*Direction:* Scan each line of the records for the word "marker" and extract the ones that have it.

*Stored records:*
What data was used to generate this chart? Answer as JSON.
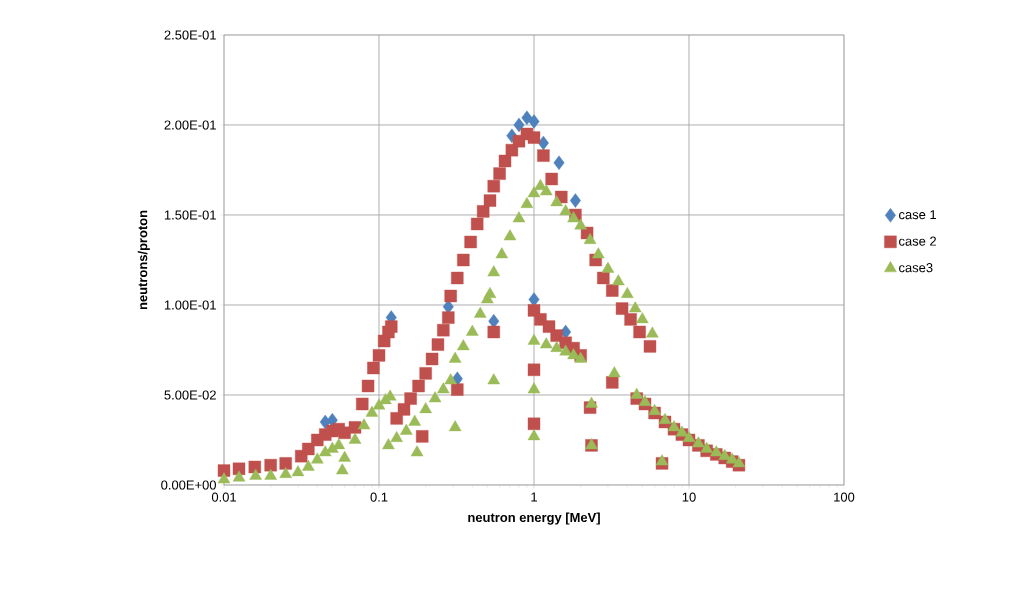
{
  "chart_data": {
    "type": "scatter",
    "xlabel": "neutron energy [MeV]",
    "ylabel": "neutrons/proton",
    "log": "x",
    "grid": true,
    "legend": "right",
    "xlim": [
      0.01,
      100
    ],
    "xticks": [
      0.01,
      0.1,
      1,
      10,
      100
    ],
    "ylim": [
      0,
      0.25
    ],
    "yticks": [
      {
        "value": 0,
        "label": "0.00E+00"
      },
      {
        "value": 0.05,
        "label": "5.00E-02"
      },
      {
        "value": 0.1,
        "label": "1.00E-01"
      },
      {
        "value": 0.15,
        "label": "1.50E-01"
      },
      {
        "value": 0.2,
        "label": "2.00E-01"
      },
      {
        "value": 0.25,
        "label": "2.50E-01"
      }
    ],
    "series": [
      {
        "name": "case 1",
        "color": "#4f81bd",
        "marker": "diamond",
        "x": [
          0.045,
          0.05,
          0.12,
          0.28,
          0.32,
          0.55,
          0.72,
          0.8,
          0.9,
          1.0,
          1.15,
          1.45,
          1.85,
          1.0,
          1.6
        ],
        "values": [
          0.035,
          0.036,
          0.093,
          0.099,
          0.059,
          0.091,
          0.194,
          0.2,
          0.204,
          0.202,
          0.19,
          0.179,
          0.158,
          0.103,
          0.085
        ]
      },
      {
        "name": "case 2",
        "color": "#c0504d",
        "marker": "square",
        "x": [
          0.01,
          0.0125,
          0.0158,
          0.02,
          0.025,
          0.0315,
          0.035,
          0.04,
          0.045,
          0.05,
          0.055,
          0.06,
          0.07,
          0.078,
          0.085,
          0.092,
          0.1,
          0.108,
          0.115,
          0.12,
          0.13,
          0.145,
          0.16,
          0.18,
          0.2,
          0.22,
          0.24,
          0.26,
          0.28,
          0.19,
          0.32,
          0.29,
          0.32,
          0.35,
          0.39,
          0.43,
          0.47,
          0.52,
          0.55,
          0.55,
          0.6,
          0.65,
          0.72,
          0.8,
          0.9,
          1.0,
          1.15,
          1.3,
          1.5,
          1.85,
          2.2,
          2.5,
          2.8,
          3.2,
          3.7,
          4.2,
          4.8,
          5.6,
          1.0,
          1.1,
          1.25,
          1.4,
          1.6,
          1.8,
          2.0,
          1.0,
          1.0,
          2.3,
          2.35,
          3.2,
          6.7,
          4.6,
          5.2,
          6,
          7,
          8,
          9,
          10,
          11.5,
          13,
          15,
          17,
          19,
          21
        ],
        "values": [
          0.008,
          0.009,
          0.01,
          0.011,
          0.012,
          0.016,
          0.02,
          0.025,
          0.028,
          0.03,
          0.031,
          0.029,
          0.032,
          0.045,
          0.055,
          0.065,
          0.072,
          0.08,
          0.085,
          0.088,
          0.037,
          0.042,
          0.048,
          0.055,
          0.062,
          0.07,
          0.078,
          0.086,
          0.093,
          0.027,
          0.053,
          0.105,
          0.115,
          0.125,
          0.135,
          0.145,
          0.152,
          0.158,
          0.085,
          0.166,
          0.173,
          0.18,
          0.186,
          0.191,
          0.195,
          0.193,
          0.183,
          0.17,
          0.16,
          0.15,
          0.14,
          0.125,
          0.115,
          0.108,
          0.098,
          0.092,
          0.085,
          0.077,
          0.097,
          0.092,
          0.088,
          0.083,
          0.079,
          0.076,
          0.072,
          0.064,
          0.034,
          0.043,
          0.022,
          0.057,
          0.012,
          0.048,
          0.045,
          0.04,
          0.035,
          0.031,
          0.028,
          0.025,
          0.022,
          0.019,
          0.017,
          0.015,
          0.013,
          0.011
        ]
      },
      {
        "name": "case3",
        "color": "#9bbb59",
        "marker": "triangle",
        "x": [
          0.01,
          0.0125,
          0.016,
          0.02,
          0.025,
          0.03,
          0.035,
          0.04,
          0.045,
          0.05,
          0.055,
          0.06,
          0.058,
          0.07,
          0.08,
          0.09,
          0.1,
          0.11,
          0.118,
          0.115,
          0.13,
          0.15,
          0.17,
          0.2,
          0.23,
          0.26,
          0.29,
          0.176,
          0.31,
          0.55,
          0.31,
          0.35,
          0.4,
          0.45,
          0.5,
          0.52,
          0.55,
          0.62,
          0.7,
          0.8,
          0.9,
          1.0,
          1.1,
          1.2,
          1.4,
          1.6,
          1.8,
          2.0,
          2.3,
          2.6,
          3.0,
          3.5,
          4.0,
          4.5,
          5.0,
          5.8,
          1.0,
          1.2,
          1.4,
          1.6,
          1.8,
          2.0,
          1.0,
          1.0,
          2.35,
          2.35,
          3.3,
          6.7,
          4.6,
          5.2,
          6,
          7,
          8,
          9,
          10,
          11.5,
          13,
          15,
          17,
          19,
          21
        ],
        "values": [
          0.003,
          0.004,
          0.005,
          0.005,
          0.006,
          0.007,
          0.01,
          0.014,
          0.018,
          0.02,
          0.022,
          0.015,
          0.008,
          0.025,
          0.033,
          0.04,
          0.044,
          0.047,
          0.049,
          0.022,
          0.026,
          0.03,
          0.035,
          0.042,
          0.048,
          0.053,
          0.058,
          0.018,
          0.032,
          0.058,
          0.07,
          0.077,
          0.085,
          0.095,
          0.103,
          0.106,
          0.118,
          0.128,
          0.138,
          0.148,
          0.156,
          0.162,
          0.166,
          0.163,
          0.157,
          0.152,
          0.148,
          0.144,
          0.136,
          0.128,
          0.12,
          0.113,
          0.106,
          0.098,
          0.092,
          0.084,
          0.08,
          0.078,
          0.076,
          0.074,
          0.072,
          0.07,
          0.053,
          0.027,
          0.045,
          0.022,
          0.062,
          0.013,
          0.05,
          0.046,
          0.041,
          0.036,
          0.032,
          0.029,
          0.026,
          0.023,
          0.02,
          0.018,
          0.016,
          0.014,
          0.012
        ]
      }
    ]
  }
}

==

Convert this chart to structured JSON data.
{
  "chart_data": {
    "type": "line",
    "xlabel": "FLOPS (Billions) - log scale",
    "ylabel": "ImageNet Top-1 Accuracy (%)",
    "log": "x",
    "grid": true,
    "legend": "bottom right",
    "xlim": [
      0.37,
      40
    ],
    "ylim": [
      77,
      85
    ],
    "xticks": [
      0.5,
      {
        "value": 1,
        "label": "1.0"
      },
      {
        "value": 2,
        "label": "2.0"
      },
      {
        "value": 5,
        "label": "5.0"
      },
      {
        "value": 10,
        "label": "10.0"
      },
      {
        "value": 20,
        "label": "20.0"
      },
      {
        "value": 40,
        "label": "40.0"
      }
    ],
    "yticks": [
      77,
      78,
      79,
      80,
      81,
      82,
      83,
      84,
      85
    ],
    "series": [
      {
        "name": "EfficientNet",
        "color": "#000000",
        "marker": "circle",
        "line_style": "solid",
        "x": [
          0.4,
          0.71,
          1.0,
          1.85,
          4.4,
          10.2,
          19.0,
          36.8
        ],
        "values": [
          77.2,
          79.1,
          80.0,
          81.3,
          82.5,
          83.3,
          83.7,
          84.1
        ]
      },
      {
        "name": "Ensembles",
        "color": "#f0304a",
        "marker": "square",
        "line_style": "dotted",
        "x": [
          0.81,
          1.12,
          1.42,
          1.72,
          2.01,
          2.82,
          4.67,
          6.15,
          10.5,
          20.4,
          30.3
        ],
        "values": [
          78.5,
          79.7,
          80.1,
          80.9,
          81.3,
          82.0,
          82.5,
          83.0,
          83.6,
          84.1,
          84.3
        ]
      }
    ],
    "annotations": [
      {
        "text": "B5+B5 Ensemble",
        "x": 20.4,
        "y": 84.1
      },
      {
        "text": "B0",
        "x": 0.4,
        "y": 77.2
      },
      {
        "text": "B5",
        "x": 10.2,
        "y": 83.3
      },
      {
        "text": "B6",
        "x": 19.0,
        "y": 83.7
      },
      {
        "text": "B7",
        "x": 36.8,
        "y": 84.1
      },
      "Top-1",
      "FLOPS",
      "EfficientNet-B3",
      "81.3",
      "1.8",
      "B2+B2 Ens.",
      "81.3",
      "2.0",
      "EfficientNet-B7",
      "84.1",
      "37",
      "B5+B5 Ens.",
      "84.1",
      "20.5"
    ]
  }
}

*Answer to the exercise:*
        "marker": "diamond",
        "marker": "square",
        "marker": "triangle",
        "marker": "circle",
        "marker": "square",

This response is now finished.